→ **STATED PROBLEM**
Edit the material, giving back only the lines from the one containing "node C junction dot [127,45,131,49]" through the one containing "wire to SW1 left pin [70,28,103,30]", with every "junction dot" changed to "connection dot" and nothing else altered.

Spatial annotation entries
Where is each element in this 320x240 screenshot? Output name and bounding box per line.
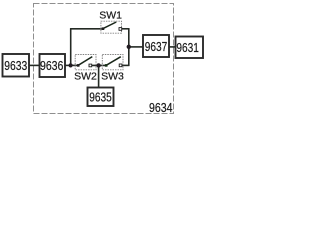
node C junction dot [127,45,131,49]
switch SW1 left pin [102,27,105,30]
block 9635 [88,88,114,107]
wire 9636 to SW2 left pin through node A [65,64,78,66]
node A junction dot [69,63,73,67]
switch SW2 left pin [77,64,80,67]
wire SW3 right ring to riser [121,64,130,66]
svg-text:SW1: SW1 [99,10,122,22]
switch SW3 right pin ring [119,64,122,67]
svg-text:9633: 9633 [4,58,27,73]
wire node B down to 9635 [98,65,100,87]
wire riser up to node C [128,46,130,66]
svg-text:9635: 9635 [89,89,112,104]
wire 9637 to 9631 [169,46,176,48]
switch SW2 lever [78,57,92,66]
block 9637 [143,35,169,57]
node B junction dot [96,63,100,67]
wire 9633 to 9636 [29,64,40,66]
svg-text:SW2: SW2 [74,71,97,83]
block 9636 [40,54,66,77]
wire node A riser up to SW1 level [70,28,72,65]
switch SW3 dashed box [102,55,123,70]
wire SW2 right ring to SW3 left pin through node B [90,64,106,66]
switch SW2 dashed box [75,55,96,70]
switch SW1 right pin ring [119,28,122,31]
switch SW1 lever [103,22,116,29]
block 9633 [3,54,30,77]
wire node C to 9637 [129,46,143,48]
switch SW3 lever [106,57,121,66]
switch SW1 dashed box [101,21,122,33]
wire SW1 right pin to corner [120,28,129,30]
svg-text:9634: 9634 [149,100,173,115]
svg-text:9636: 9636 [40,58,64,73]
svg-text:9637: 9637 [145,39,168,54]
enclosure 9634 dashed boundary [34,4,174,114]
wire corner down to node C [128,28,130,47]
svg-text:9631: 9631 [176,40,199,55]
switch SW2 right pin ring [89,64,92,67]
wire to SW1 left pin [70,28,103,30]
switch SW3 left pin [105,64,108,67]
block 9631 [176,37,204,59]
svg-text:SW3: SW3 [101,71,124,83]
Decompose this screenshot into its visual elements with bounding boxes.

→ **WRITTEN RESPONSE**
node C connection dot [127,45,131,49]
switch SW1 left pin [102,27,105,30]
block 9635 [88,88,114,107]
wire 9636 to SW2 left pin through node A [65,64,78,66]
node A connection dot [69,63,73,67]
switch SW2 left pin [77,64,80,67]
wire SW3 right ring to riser [121,64,130,66]
svg-text:SW1: SW1 [99,10,122,22]
switch SW3 right pin ring [119,64,122,67]
svg-text:9633: 9633 [4,58,27,73]
wire node B down to 9635 [98,65,100,87]
wire riser up to node C [128,46,130,66]
svg-text:9635: 9635 [89,89,112,104]
wire 9637 to 9631 [169,46,176,48]
switch SW2 lever [78,57,92,66]
block 9637 [143,35,169,57]
node B connection dot [96,63,100,67]
wire 9633 to 9636 [29,64,40,66]
svg-text:SW2: SW2 [74,71,97,83]
block 9636 [40,54,66,77]
wire node A riser up to SW1 level [70,28,72,65]
switch SW3 dashed box [102,55,123,70]
wire SW2 right ring to SW3 left pin through node B [90,64,106,66]
switch SW2 dashed box [75,55,96,70]
switch SW1 right pin ring [119,28,122,31]
switch SW1 lever [103,22,116,29]
block 9633 [3,54,30,77]
wire node C to 9637 [129,46,143,48]
switch SW3 lever [106,57,121,66]
switch SW1 dashed box [101,21,122,33]
wire SW1 right pin to corner [120,28,129,30]
svg-text:9634: 9634 [149,100,173,115]
svg-text:9636: 9636 [40,58,64,73]
svg-text:9637: 9637 [145,39,168,54]
enclosure 9634 dashed boundary [34,4,174,114]
wire corner down to node C [128,28,130,47]
svg-text:9631: 9631 [176,40,199,55]
switch SW2 right pin ring [89,64,92,67]
wire to SW1 left pin [70,28,103,30]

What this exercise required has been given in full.